• **Required task**: Print everything from the beginning of the data down to the line that contains "paragraph-text: : أنه يحتمل", including that line, reproducing each line without any change.

---

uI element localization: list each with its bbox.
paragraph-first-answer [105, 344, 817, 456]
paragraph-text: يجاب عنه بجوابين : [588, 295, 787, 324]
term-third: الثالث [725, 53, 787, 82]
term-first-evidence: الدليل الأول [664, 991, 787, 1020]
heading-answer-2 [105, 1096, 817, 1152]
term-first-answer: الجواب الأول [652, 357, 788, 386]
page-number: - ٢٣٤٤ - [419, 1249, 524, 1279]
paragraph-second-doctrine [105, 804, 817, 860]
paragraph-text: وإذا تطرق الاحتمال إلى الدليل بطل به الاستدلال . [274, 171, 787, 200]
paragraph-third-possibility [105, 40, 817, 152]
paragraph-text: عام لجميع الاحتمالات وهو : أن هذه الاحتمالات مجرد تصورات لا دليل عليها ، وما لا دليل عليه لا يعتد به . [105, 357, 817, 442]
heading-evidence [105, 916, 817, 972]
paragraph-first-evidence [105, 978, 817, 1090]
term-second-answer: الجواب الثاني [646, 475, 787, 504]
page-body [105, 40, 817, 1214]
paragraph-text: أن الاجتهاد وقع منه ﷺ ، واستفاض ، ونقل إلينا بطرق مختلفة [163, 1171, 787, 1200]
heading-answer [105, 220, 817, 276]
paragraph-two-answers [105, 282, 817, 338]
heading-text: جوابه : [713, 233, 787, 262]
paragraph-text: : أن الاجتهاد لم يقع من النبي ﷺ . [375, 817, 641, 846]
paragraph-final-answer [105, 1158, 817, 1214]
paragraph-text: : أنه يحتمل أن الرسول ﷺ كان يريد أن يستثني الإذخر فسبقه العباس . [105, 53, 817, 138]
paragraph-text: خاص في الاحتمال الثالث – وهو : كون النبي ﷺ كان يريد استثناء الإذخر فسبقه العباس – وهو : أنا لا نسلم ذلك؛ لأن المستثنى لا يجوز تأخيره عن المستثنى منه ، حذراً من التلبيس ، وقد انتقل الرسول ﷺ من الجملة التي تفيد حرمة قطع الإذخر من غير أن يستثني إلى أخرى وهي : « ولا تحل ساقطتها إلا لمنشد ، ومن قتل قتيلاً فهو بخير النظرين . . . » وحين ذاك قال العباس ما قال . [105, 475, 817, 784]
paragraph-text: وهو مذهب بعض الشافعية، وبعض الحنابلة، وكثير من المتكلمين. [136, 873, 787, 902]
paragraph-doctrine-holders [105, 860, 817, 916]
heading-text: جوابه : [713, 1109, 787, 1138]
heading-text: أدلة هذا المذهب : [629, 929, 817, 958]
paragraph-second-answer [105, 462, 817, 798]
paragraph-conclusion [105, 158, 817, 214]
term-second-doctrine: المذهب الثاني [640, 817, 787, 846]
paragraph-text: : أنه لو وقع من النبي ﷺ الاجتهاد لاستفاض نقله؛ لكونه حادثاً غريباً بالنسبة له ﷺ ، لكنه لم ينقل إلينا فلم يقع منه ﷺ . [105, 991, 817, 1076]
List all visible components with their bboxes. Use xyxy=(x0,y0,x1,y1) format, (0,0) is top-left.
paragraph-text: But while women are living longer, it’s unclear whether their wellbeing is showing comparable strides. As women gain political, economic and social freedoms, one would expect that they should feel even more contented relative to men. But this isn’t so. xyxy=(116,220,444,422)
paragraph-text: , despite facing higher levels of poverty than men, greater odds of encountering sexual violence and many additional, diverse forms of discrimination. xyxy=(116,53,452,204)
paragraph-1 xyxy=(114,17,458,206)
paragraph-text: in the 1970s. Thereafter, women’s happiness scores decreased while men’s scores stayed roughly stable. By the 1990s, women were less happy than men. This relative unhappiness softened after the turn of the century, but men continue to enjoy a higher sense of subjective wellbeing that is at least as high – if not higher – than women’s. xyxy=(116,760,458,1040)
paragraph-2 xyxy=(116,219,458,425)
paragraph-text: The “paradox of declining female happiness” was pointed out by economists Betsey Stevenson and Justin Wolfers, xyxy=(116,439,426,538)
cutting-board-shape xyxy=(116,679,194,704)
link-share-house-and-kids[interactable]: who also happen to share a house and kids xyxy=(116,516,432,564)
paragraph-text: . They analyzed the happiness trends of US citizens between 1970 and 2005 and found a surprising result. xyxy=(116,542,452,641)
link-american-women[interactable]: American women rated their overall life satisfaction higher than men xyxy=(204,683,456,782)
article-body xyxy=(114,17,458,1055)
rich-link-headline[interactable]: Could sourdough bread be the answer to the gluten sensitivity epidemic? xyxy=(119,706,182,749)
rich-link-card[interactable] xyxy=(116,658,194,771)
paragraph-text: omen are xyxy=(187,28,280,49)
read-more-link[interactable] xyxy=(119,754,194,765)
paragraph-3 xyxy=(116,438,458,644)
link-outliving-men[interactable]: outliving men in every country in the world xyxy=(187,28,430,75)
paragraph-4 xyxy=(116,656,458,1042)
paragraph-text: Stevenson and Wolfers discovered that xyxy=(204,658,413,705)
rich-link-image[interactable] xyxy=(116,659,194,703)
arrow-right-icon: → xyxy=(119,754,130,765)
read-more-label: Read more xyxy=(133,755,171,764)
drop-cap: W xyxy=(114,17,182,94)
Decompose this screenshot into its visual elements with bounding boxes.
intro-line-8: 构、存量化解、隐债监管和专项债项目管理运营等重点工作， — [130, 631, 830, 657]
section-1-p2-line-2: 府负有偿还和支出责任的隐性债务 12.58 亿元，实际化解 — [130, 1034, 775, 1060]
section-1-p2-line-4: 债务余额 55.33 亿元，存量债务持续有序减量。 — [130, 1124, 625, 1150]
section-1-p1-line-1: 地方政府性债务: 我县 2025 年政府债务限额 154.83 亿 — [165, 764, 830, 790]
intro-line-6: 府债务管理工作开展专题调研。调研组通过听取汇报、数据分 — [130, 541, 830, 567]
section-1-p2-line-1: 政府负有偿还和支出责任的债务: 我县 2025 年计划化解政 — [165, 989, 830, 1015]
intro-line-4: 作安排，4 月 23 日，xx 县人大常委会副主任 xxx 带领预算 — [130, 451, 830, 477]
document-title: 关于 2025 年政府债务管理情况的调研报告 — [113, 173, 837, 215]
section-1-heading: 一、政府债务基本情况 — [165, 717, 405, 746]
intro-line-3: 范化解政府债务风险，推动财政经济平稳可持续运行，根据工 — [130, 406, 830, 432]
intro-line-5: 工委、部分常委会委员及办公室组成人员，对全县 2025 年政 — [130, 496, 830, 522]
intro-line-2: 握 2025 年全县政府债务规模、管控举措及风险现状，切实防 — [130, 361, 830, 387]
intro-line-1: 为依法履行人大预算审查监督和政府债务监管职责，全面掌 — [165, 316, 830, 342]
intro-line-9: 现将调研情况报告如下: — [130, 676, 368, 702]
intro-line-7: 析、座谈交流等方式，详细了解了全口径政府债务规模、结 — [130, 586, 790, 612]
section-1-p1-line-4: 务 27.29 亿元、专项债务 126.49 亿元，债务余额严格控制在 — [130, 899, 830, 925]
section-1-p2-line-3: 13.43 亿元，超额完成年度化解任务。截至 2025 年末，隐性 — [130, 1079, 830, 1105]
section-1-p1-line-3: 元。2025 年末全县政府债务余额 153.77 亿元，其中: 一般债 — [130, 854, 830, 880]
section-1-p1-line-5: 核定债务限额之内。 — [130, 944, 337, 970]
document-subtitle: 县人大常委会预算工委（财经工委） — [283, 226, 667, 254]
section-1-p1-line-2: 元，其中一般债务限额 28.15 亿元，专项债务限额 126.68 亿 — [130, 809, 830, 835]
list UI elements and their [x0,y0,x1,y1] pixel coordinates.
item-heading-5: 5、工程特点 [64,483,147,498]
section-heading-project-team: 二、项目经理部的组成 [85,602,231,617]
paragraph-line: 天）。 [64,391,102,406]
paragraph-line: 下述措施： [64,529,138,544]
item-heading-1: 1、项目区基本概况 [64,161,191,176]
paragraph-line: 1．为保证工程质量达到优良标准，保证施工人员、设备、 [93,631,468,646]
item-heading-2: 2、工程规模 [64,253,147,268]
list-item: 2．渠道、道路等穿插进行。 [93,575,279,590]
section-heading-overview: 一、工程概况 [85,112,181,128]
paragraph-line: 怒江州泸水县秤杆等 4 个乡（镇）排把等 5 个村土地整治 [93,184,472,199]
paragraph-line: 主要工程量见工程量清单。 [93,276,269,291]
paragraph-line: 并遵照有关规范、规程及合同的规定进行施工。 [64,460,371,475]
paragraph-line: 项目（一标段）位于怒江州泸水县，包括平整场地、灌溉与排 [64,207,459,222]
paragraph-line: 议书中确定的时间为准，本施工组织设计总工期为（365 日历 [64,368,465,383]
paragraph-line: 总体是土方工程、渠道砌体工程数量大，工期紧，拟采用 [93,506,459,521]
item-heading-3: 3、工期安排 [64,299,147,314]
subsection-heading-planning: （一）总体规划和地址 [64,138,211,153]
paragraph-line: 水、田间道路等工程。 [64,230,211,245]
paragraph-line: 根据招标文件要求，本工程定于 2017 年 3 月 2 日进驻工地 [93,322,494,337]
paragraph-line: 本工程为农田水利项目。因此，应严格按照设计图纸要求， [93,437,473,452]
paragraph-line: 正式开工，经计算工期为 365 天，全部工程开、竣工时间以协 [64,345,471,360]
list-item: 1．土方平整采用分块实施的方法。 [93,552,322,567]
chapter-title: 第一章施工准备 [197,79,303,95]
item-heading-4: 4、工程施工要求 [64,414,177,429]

---

• **Result**:
uI element localization: list each with its bbox.
paragraph-first-answer [105, 344, 817, 456]
paragraph-text: يجاب عنه بجوابين : [588, 295, 787, 324]
term-third: الثالث [725, 53, 787, 82]
term-first-evidence: الدليل الأول [664, 991, 787, 1020]
heading-answer-2 [105, 1096, 817, 1152]
term-first-answer: الجواب الأول [652, 357, 788, 386]
page-number: - ٢٣٤٤ - [419, 1249, 524, 1279]
paragraph-second-doctrine [105, 804, 817, 860]
paragraph-text: وإذا تطرق الاحتمال إلى الدليل بطل به الاستدلال . [274, 171, 787, 200]
paragraph-third-possibility [105, 40, 817, 152]
paragraph-text: عام لجميع الاحتمالات وهو : أن هذه الاحتمالات مجرد تصورات لا دليل عليها ، وما لا دليل عليه لا يعتد به . [105, 357, 817, 442]
heading-evidence [105, 916, 817, 972]
paragraph-first-evidence [105, 978, 817, 1090]
term-second-answer: الجواب الثاني [646, 475, 787, 504]
page-body [105, 40, 817, 1214]
paragraph-text: أن الاجتهاد وقع منه ﷺ ، واستفاض ، ونقل إلينا بطرق مختلفة [163, 1171, 787, 1200]
heading-answer [105, 220, 817, 276]
paragraph-two-answers [105, 282, 817, 338]
heading-text: جوابه : [713, 233, 787, 262]
paragraph-text: : أن الاجتهاد لم يقع من النبي ﷺ . [375, 817, 641, 846]
paragraph-final-answer [105, 1158, 817, 1214]
paragraph-text: : أنه يحتمل أن الرسول ﷺ كان يريد أن يستثني الإذخر فسبقه العباس . [105, 53, 817, 138]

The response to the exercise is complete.